— start Data provided —
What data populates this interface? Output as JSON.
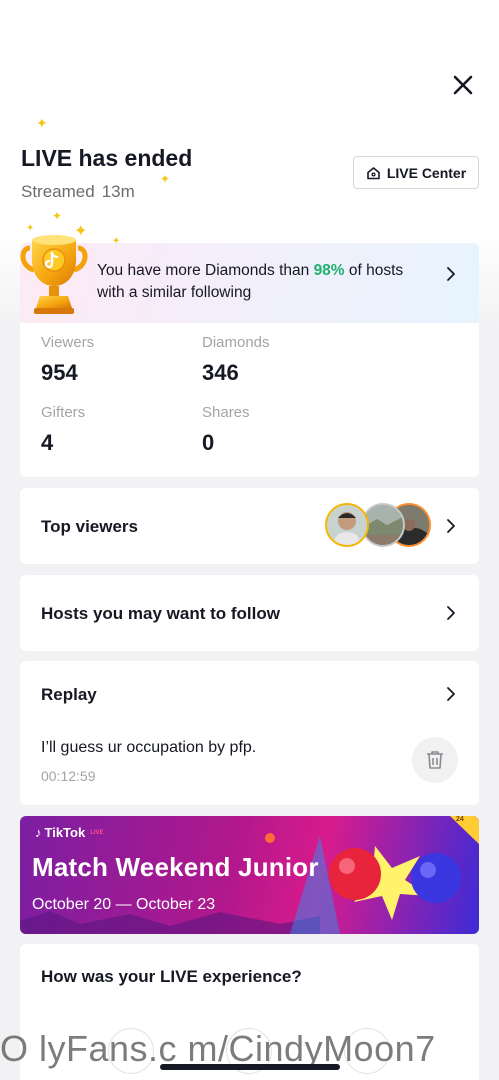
{
  "header": {
    "title": "LIVE has ended",
    "streamed_label": "Streamed",
    "duration": "13m",
    "live_center_label": "LIVE Center"
  },
  "rank": {
    "text_before": "You have more Diamonds than ",
    "percent": "98%",
    "text_after": " of hosts with a similar following",
    "accent_color": "#20b26c"
  },
  "stats": [
    {
      "label": "Viewers",
      "value": "954"
    },
    {
      "label": "Diamonds",
      "value": "346"
    },
    {
      "label": "Gifters",
      "value": "4"
    },
    {
      "label": "Shares",
      "value": "0"
    }
  ],
  "top_viewers": {
    "label": "Top viewers"
  },
  "hosts_follow": {
    "label": "Hosts you may want to follow"
  },
  "replay": {
    "label": "Replay",
    "caption": "I’ll guess ur occupation by pfp.",
    "time": "00:12:59"
  },
  "promo": {
    "brand": "TikTok",
    "brand_tag": "LIVE",
    "title": "Match Weekend Junior",
    "dates": "October 20 — October 23",
    "corner_badge": "24"
  },
  "feedback": {
    "question": "How was your LIVE experience?"
  },
  "watermark": "O lyFans.c m/CindyMoon7"
}
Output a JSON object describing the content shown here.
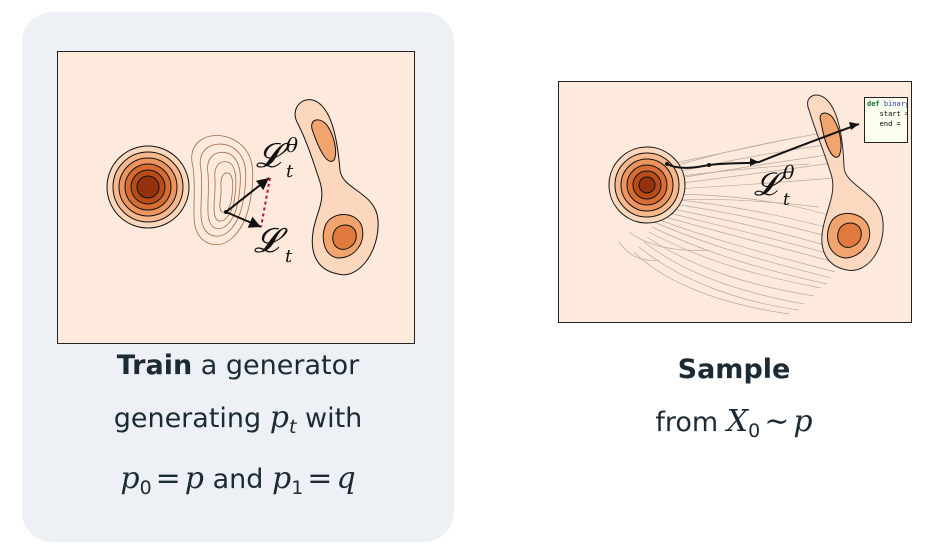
{
  "left_panel": {
    "label_theta": "𝓛",
    "label_theta_sup": "θ",
    "label_theta_sub": "t",
    "label_plain": "𝓛",
    "label_plain_sub": "t"
  },
  "right_panel": {
    "label": "𝓛",
    "label_sup": "θ",
    "label_sub": "t",
    "code_line1_kw": "def",
    "code_line1_fn": "binary",
    "code_line2": "start =",
    "code_line3": "end ="
  },
  "caption_left": {
    "bold": "Train",
    "line1_rest": " a generator",
    "line2_pre": "generating ",
    "p": "p",
    "t": "t",
    "line2_post": " with",
    "p0": "p",
    "zero": "0",
    "eq": "=",
    "pv": "p",
    "and": " and ",
    "p1": "p",
    "one": "1",
    "eq2": "=",
    "q": "q"
  },
  "caption_right": {
    "bold": "Sample",
    "from": "from ",
    "X": "X",
    "zero": "0",
    "sim": "∼",
    "p": "p"
  },
  "colors": {
    "background_card": "#edf1f5",
    "panel_fill": "#fdeadc",
    "density_dark": "#8a2a08",
    "density_light": "#f4b27e",
    "arrow_red": "#c0142c"
  }
}
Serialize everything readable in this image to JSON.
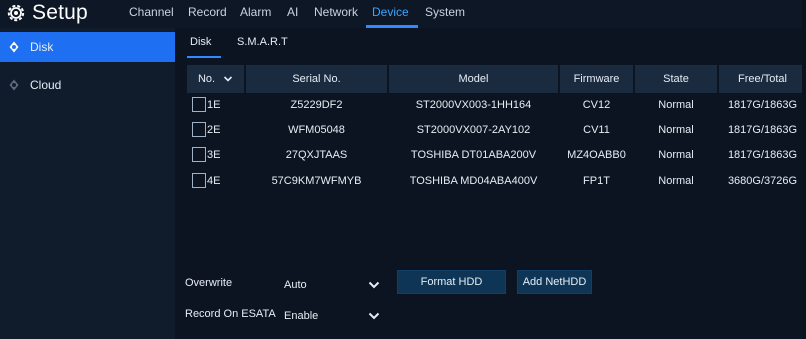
{
  "header": {
    "title": "Setup",
    "nav": [
      "Channel",
      "Record",
      "Alarm",
      "AI",
      "Network",
      "Device",
      "System"
    ],
    "active_nav": "Device"
  },
  "sidebar": {
    "items": [
      {
        "label": "Disk",
        "icon": "disk-icon",
        "active": true
      },
      {
        "label": "Cloud",
        "icon": "cloud-icon",
        "active": false
      }
    ]
  },
  "subtabs": [
    "Disk",
    "S.M.A.R.T"
  ],
  "table": {
    "columns": [
      "No.",
      "Serial No.",
      "Model",
      "Firmware",
      "State",
      "Free/Total"
    ],
    "rows": [
      {
        "no": "1E",
        "serial": "Z5229DF2",
        "model": "ST2000VX003-1HH164",
        "firmware": "CV12",
        "state": "Normal",
        "free_total": "1817G/1863G"
      },
      {
        "no": "2E",
        "serial": "WFM05048",
        "model": "ST2000VX007-2AY102",
        "firmware": "CV11",
        "state": "Normal",
        "free_total": "1817G/1863G"
      },
      {
        "no": "3E",
        "serial": "27QXJTAAS",
        "model": "TOSHIBA DT01ABA200V",
        "firmware": "MZ4OABB0",
        "state": "Normal",
        "free_total": "1817G/1863G"
      },
      {
        "no": "4E",
        "serial": "57C9KM7WFMYB",
        "model": "TOSHIBA MD04ABA400V",
        "firmware": "FP1T",
        "state": "Normal",
        "free_total": "3680G/3726G"
      }
    ]
  },
  "controls": {
    "overwrite_label": "Overwrite",
    "overwrite_value": "Auto",
    "esata_label": "Record On ESATA",
    "esata_value": "Enable",
    "format_button": "Format HDD",
    "add_button": "Add NetHDD"
  },
  "colors": {
    "accent": "#2f8bff",
    "active_side": "#1f6ff2"
  }
}
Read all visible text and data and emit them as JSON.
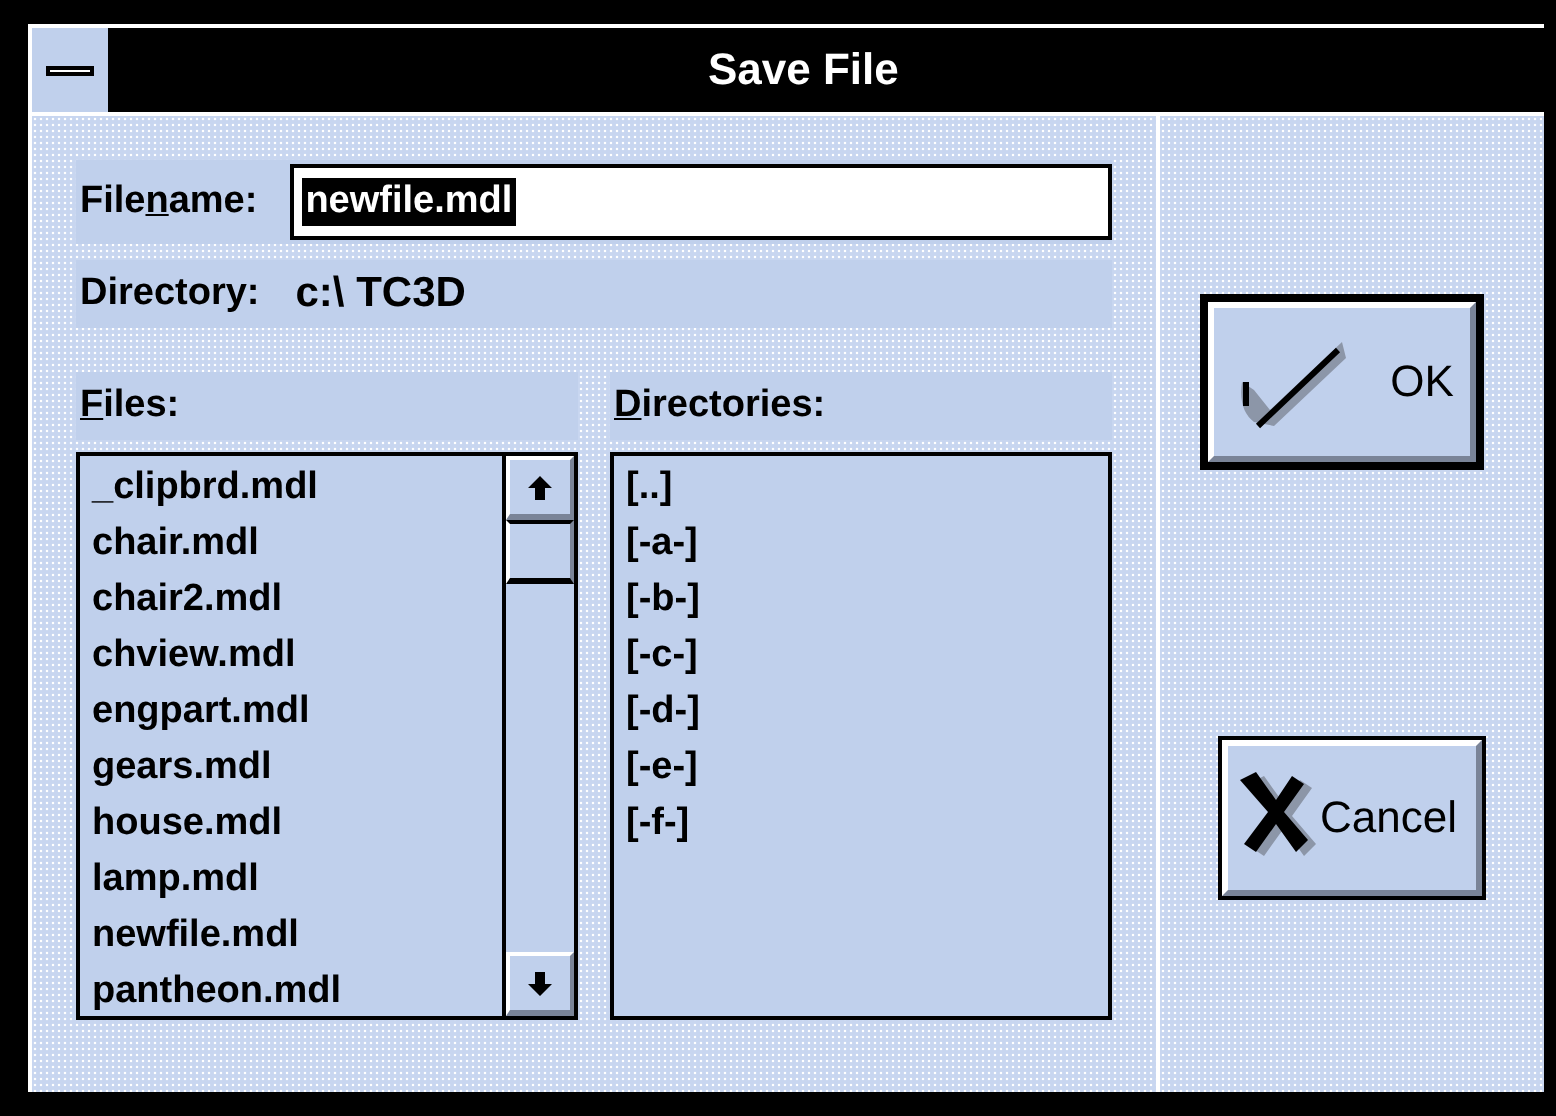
{
  "window": {
    "title": "Save File"
  },
  "filename": {
    "label": {
      "before": "File",
      "key": "n",
      "after": "ame:"
    },
    "value": "newfile.mdl",
    "selected": true
  },
  "directory": {
    "label": "Directory:",
    "value": "c:\\ TC3D"
  },
  "files": {
    "label": {
      "key": "F",
      "after": "iles:"
    },
    "items": [
      "_clipbrd.mdl",
      "chair.mdl",
      "chair2.mdl",
      "chview.mdl",
      "engpart.mdl",
      "gears.mdl",
      "house.mdl",
      "lamp.mdl",
      "newfile.mdl",
      "pantheon.mdl"
    ]
  },
  "directories": {
    "label": {
      "key": "D",
      "after": "irectories:"
    },
    "items": [
      "[..]",
      "[-a-]",
      "[-b-]",
      "[-c-]",
      "[-d-]",
      "[-e-]",
      "[-f-]"
    ]
  },
  "buttons": [
    {
      "kind": "ok",
      "label": "OK"
    },
    {
      "kind": "cancel",
      "label": "Cancel"
    }
  ]
}
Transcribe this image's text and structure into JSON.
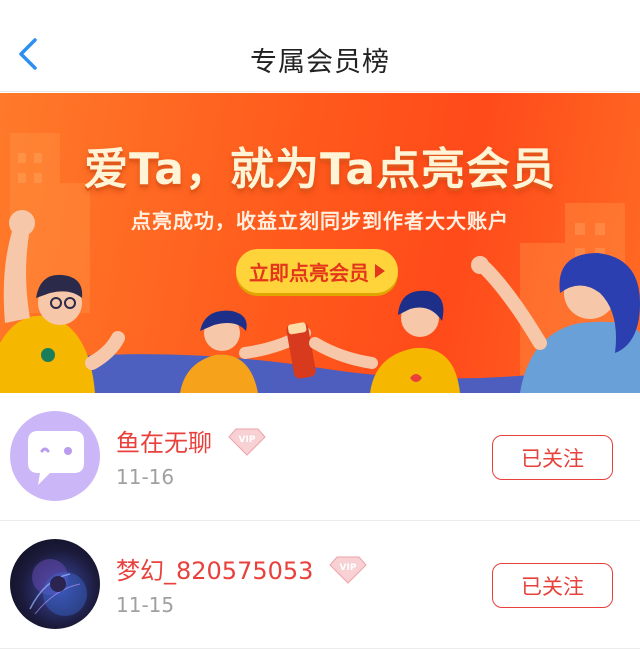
{
  "header": {
    "title": "专属会员榜",
    "back_icon": "chevron-left-icon"
  },
  "banner": {
    "headline": "爱Ta，就为Ta点亮会员",
    "subtitle": "点亮成功，收益立刻同步到作者大大账户",
    "cta_label": "立即点亮会员",
    "colors": {
      "background": "#ff5a1c",
      "cta": "#ffd43b",
      "cta_text": "#e3361a"
    }
  },
  "members": [
    {
      "name": "鱼在无聊",
      "date": "11-16",
      "badge": "VIP",
      "follow_label": "已关注",
      "avatar": "chat-bubble-avatar"
    },
    {
      "name": "梦幻_820575053",
      "date": "11-15",
      "badge": "VIP",
      "follow_label": "已关注",
      "avatar": "photo-avatar"
    }
  ],
  "colors": {
    "accent": "#e8413c",
    "muted": "#a0a0a0",
    "back_icon": "#2f8ff0"
  }
}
— end Data provided —
Given problem: Omit the pictures, then output the rest of the listing exactly.

Exercise solution:
What data populates this interface? Output as JSON.
{
  "header": {
    "title": "LIVE has ended",
    "streamed_label": "Streamed",
    "duration": "13m",
    "live_center_label": "LIVE Center"
  },
  "rank": {
    "text_before": "You have more Diamonds than ",
    "percent": "98%",
    "text_after": " of hosts with a similar following",
    "accent_color": "#20b26c"
  },
  "stats": [
    {
      "label": "Viewers",
      "value": "954"
    },
    {
      "label": "Diamonds",
      "value": "346"
    },
    {
      "label": "Gifters",
      "value": "4"
    },
    {
      "label": "Shares",
      "value": "0"
    }
  ],
  "top_viewers": {
    "label": "Top viewers"
  },
  "hosts_follow": {
    "label": "Hosts you may want to follow"
  },
  "replay": {
    "label": "Replay",
    "caption": "I’ll guess ur occupation by pfp.",
    "time": "00:12:59"
  },
  "promo": {
    "brand": "TikTok",
    "brand_tag": "LIVE",
    "title": "Match Weekend Junior",
    "dates": "October 20 — October 23",
    "corner_badge": "24"
  },
  "feedback": {
    "question": "How was your LIVE experience?"
  },
  "watermark": "O lyFans.c m/CindyMoon7"
}
Output a JSON object describing the content shown here.
{
  "left_panel": {
    "label_theta": "𝓛",
    "label_theta_sup": "θ",
    "label_theta_sub": "t",
    "label_plain": "𝓛",
    "label_plain_sub": "t"
  },
  "right_panel": {
    "label": "𝓛",
    "label_sup": "θ",
    "label_sub": "t",
    "code_line1_kw": "def",
    "code_line1_fn": "binary",
    "code_line2": "start =",
    "code_line3": "end ="
  },
  "caption_left": {
    "bold": "Train",
    "line1_rest": " a generator",
    "line2_pre": "generating ",
    "p": "p",
    "t": "t",
    "line2_post": " with",
    "p0": "p",
    "zero": "0",
    "eq": "=",
    "pv": "p",
    "and": " and ",
    "p1": "p",
    "one": "1",
    "eq2": "=",
    "q": "q"
  },
  "caption_right": {
    "bold": "Sample",
    "from": "from ",
    "X": "X",
    "zero": "0",
    "sim": "∼",
    "p": "p"
  },
  "colors": {
    "background_card": "#edf1f5",
    "panel_fill": "#fdeadc",
    "density_dark": "#8a2a08",
    "density_light": "#f4b27e",
    "arrow_red": "#c0142c"
  }
}
Serialize everything readable in this image to JSON.
{
  "header": {
    "title": "Setup",
    "nav": [
      "Channel",
      "Record",
      "Alarm",
      "AI",
      "Network",
      "Device",
      "System"
    ],
    "active_nav": "Device"
  },
  "sidebar": {
    "items": [
      {
        "label": "Disk",
        "icon": "disk-icon",
        "active": true
      },
      {
        "label": "Cloud",
        "icon": "cloud-icon",
        "active": false
      }
    ]
  },
  "subtabs": [
    "Disk",
    "S.M.A.R.T"
  ],
  "table": {
    "columns": [
      "No.",
      "Serial No.",
      "Model",
      "Firmware",
      "State",
      "Free/Total"
    ],
    "rows": [
      {
        "no": "1E",
        "serial": "Z5229DF2",
        "model": "ST2000VX003-1HH164",
        "firmware": "CV12",
        "state": "Normal",
        "free_total": "1817G/1863G"
      },
      {
        "no": "2E",
        "serial": "WFM05048",
        "model": "ST2000VX007-2AY102",
        "firmware": "CV11",
        "state": "Normal",
        "free_total": "1817G/1863G"
      },
      {
        "no": "3E",
        "serial": "27QXJTAAS",
        "model": "TOSHIBA DT01ABA200V",
        "firmware": "MZ4OABB0",
        "state": "Normal",
        "free_total": "1817G/1863G"
      },
      {
        "no": "4E",
        "serial": "57C9KM7WFMYB",
        "model": "TOSHIBA MD04ABA400V",
        "firmware": "FP1T",
        "state": "Normal",
        "free_total": "3680G/3726G"
      }
    ]
  },
  "controls": {
    "overwrite_label": "Overwrite",
    "overwrite_value": "Auto",
    "esata_label": "Record On ESATA",
    "esata_value": "Enable",
    "format_button": "Format HDD",
    "add_button": "Add NetHDD"
  },
  "colors": {
    "accent": "#2f8bff",
    "active_side": "#1f6ff2"
  }
}
Read all visible text and data and emit them as JSON.
{
  "window": {
    "title": "Save File"
  },
  "filename": {
    "label": {
      "before": "File",
      "key": "n",
      "after": "ame:"
    },
    "value": "newfile.mdl",
    "selected": true
  },
  "directory": {
    "label": "Directory:",
    "value": "c:\\ TC3D"
  },
  "files": {
    "label": {
      "key": "F",
      "after": "iles:"
    },
    "items": [
      "_clipbrd.mdl",
      "chair.mdl",
      "chair2.mdl",
      "chview.mdl",
      "engpart.mdl",
      "gears.mdl",
      "house.mdl",
      "lamp.mdl",
      "newfile.mdl",
      "pantheon.mdl"
    ]
  },
  "directories": {
    "label": {
      "key": "D",
      "after": "irectories:"
    },
    "items": [
      "[..]",
      "[-a-]",
      "[-b-]",
      "[-c-]",
      "[-d-]",
      "[-e-]",
      "[-f-]"
    ]
  },
  "buttons": [
    {
      "kind": "ok",
      "label": "OK"
    },
    {
      "kind": "cancel",
      "label": "Cancel"
    }
  ]
}
Transcribe this image's text and structure into JSON.
{
  "header": {
    "title": "专属会员榜",
    "back_icon": "chevron-left-icon"
  },
  "banner": {
    "headline": "爱Ta，就为Ta点亮会员",
    "subtitle": "点亮成功，收益立刻同步到作者大大账户",
    "cta_label": "立即点亮会员",
    "colors": {
      "background": "#ff5a1c",
      "cta": "#ffd43b",
      "cta_text": "#e3361a"
    }
  },
  "members": [
    {
      "name": "鱼在无聊",
      "date": "11-16",
      "badge": "VIP",
      "follow_label": "已关注",
      "avatar": "chat-bubble-avatar"
    },
    {
      "name": "梦幻_820575053",
      "date": "11-15",
      "badge": "VIP",
      "follow_label": "已关注",
      "avatar": "photo-avatar"
    }
  ],
  "colors": {
    "accent": "#e8413c",
    "muted": "#a0a0a0",
    "back_icon": "#2f8ff0"
  }
}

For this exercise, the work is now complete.